TO BE DONE
Omit every picture and output the rest of the records exactly as they are.

ENTRIES SUPPLIED
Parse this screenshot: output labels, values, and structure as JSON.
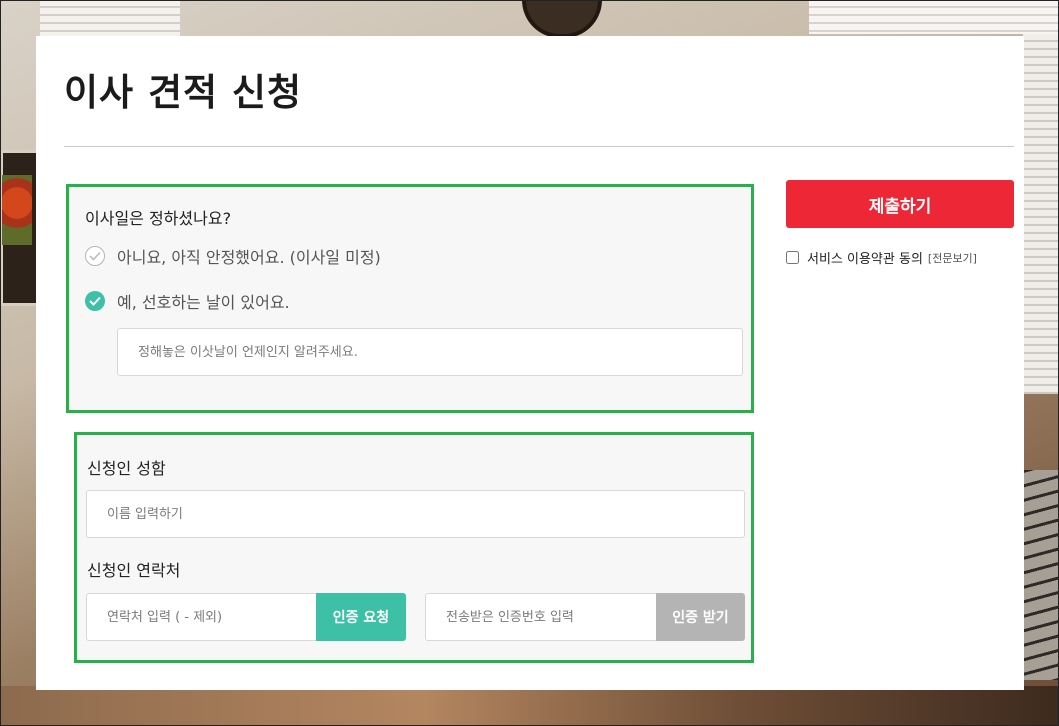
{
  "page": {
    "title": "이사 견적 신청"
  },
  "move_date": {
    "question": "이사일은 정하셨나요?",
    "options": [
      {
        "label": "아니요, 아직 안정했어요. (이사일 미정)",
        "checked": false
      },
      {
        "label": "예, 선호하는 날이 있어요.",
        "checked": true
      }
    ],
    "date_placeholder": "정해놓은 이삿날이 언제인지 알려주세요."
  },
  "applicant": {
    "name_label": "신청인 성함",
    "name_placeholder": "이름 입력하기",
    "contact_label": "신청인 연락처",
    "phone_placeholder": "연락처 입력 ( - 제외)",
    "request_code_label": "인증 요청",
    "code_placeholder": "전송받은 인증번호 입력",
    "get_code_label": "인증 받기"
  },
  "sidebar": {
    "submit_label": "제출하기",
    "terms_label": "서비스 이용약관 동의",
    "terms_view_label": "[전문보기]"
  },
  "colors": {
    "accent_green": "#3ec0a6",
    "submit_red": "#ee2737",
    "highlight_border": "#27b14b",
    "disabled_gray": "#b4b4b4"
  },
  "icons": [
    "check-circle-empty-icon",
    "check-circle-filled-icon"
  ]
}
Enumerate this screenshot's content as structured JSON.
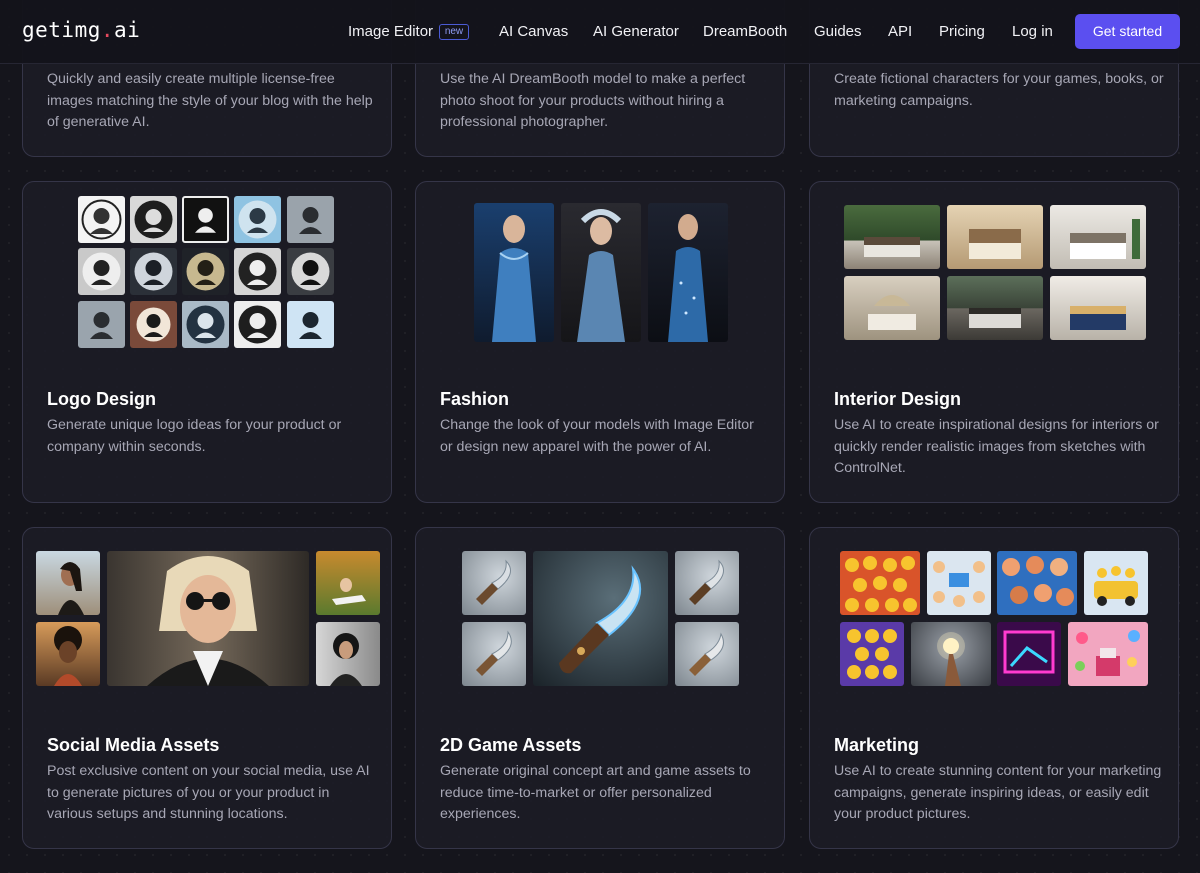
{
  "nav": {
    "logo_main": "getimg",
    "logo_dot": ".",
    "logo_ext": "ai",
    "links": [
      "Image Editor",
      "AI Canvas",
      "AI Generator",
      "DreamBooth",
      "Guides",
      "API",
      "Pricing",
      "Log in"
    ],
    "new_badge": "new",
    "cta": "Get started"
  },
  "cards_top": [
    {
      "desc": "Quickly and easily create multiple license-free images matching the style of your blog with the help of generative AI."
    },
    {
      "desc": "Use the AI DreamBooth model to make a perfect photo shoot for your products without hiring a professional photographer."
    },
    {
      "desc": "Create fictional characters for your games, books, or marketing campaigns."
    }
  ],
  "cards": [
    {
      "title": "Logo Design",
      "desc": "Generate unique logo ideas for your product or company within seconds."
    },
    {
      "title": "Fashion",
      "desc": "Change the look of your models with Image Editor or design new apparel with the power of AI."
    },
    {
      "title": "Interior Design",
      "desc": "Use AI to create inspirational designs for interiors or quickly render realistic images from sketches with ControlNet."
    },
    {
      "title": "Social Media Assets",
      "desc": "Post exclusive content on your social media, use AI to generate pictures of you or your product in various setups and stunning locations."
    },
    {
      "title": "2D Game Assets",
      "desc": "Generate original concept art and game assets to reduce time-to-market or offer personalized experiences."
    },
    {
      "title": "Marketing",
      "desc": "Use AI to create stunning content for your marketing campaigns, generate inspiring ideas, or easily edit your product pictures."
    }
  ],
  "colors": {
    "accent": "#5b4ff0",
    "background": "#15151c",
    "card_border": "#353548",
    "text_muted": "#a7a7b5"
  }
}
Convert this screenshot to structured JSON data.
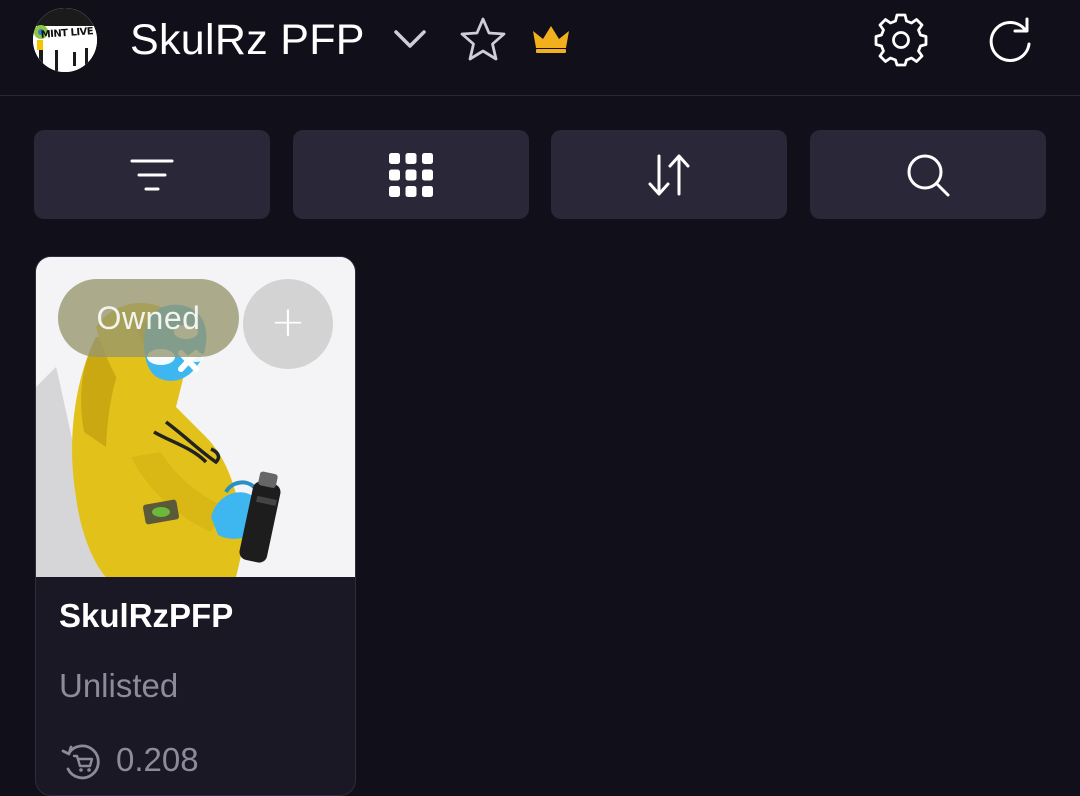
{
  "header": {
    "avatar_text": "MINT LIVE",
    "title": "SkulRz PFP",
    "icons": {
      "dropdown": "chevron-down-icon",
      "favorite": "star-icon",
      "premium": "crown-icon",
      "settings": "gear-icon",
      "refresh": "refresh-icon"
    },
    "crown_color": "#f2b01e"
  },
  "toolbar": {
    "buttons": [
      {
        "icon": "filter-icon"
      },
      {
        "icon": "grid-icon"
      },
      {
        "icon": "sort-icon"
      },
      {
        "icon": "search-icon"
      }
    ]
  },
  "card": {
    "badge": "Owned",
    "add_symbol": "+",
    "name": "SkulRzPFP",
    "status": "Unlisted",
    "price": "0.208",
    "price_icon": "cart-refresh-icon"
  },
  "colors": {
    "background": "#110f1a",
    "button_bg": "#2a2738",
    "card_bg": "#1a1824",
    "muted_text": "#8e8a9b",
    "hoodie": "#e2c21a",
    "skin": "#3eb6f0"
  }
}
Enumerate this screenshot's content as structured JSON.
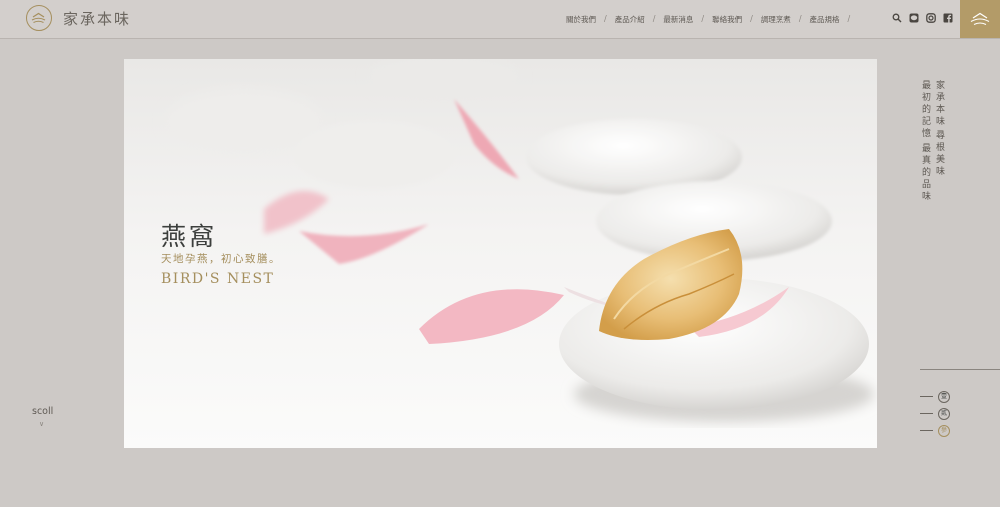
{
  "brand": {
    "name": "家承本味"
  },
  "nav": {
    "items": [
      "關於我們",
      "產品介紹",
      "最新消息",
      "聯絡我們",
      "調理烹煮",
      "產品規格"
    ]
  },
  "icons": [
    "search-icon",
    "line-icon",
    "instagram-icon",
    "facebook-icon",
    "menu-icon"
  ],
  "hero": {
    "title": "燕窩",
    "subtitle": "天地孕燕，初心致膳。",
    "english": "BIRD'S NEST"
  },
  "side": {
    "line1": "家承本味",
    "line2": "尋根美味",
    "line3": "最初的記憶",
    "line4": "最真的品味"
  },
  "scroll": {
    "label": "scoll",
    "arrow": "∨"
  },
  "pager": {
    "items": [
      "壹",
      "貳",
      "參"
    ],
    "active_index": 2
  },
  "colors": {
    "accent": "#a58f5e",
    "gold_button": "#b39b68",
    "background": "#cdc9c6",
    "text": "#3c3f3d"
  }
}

FINISHED ANSWER
Parse this screenshot: output labels, values, and structure as JSON.
{
  "page": {
    "title": "이사 견적 신청"
  },
  "move_date": {
    "question": "이사일은 정하셨나요?",
    "options": [
      {
        "label": "아니요, 아직 안정했어요. (이사일 미정)",
        "checked": false
      },
      {
        "label": "예, 선호하는 날이 있어요.",
        "checked": true
      }
    ],
    "date_placeholder": "정해놓은 이삿날이 언제인지 알려주세요."
  },
  "applicant": {
    "name_label": "신청인 성함",
    "name_placeholder": "이름 입력하기",
    "contact_label": "신청인 연락처",
    "phone_placeholder": "연락처 입력 ( - 제외)",
    "request_code_label": "인증 요청",
    "code_placeholder": "전송받은 인증번호 입력",
    "get_code_label": "인증 받기"
  },
  "sidebar": {
    "submit_label": "제출하기",
    "terms_label": "서비스 이용약관 동의",
    "terms_view_label": "[전문보기]"
  },
  "colors": {
    "accent_green": "#3ec0a6",
    "submit_red": "#ee2737",
    "highlight_border": "#27b14b",
    "disabled_gray": "#b4b4b4"
  },
  "icons": [
    "check-circle-empty-icon",
    "check-circle-filled-icon"
  ]
}
Enumerate this screenshot's content as structured JSON.
{
  "nav": {
    "logo_main": "getimg",
    "logo_dot": ".",
    "logo_ext": "ai",
    "links": [
      "Image Editor",
      "AI Canvas",
      "AI Generator",
      "DreamBooth",
      "Guides",
      "API",
      "Pricing",
      "Log in"
    ],
    "new_badge": "new",
    "cta": "Get started"
  },
  "cards_top": [
    {
      "desc": "Quickly and easily create multiple license-free images matching the style of your blog with the help of generative AI."
    },
    {
      "desc": "Use the AI DreamBooth model to make a perfect photo shoot for your products without hiring a professional photographer."
    },
    {
      "desc": "Create fictional characters for your games, books, or marketing campaigns."
    }
  ],
  "cards": [
    {
      "title": "Logo Design",
      "desc": "Generate unique logo ideas for your product or company within seconds."
    },
    {
      "title": "Fashion",
      "desc": "Change the look of your models with Image Editor or design new apparel with the power of AI."
    },
    {
      "title": "Interior Design",
      "desc": "Use AI to create inspirational designs for interiors or quickly render realistic images from sketches with ControlNet."
    },
    {
      "title": "Social Media Assets",
      "desc": "Post exclusive content on your social media, use AI to generate pictures of you or your product in various setups and stunning locations."
    },
    {
      "title": "2D Game Assets",
      "desc": "Generate original concept art and game assets to reduce time-to-market or offer personalized experiences."
    },
    {
      "title": "Marketing",
      "desc": "Use AI to create stunning content for your marketing campaigns, generate inspiring ideas, or easily edit your product pictures."
    }
  ],
  "colors": {
    "accent": "#5b4ff0",
    "background": "#15151c",
    "card_border": "#353548",
    "text_muted": "#a7a7b5"
  }
}
Convert this screenshot to structured JSON data.
{
  "header": {
    "avatar_text": "MINT LIVE",
    "title": "SkulRz PFP",
    "icons": {
      "dropdown": "chevron-down-icon",
      "favorite": "star-icon",
      "premium": "crown-icon",
      "settings": "gear-icon",
      "refresh": "refresh-icon"
    },
    "crown_color": "#f2b01e"
  },
  "toolbar": {
    "buttons": [
      {
        "icon": "filter-icon"
      },
      {
        "icon": "grid-icon"
      },
      {
        "icon": "sort-icon"
      },
      {
        "icon": "search-icon"
      }
    ]
  },
  "card": {
    "badge": "Owned",
    "add_symbol": "+",
    "name": "SkulRzPFP",
    "status": "Unlisted",
    "price": "0.208",
    "price_icon": "cart-refresh-icon"
  },
  "colors": {
    "background": "#110f1a",
    "button_bg": "#2a2738",
    "card_bg": "#1a1824",
    "muted_text": "#8e8a9b",
    "hoodie": "#e2c21a",
    "skin": "#3eb6f0"
  }
}
Enumerate this screenshot's content as structured JSON.
{
  "brand": {
    "name": "家承本味"
  },
  "nav": {
    "items": [
      "關於我們",
      "產品介紹",
      "最新消息",
      "聯絡我們",
      "調理烹煮",
      "產品規格"
    ]
  },
  "icons": [
    "search-icon",
    "line-icon",
    "instagram-icon",
    "facebook-icon",
    "menu-icon"
  ],
  "hero": {
    "title": "燕窩",
    "subtitle": "天地孕燕，初心致膳。",
    "english": "BIRD'S NEST"
  },
  "side": {
    "line1": "家承本味",
    "line2": "尋根美味",
    "line3": "最初的記憶",
    "line4": "最真的品味"
  },
  "scroll": {
    "label": "scoll",
    "arrow": "∨"
  },
  "pager": {
    "items": [
      "壹",
      "貳",
      "參"
    ],
    "active_index": 2
  },
  "colors": {
    "accent": "#a58f5e",
    "gold_button": "#b39b68",
    "background": "#cdc9c6",
    "text": "#3c3f3d"
  }
}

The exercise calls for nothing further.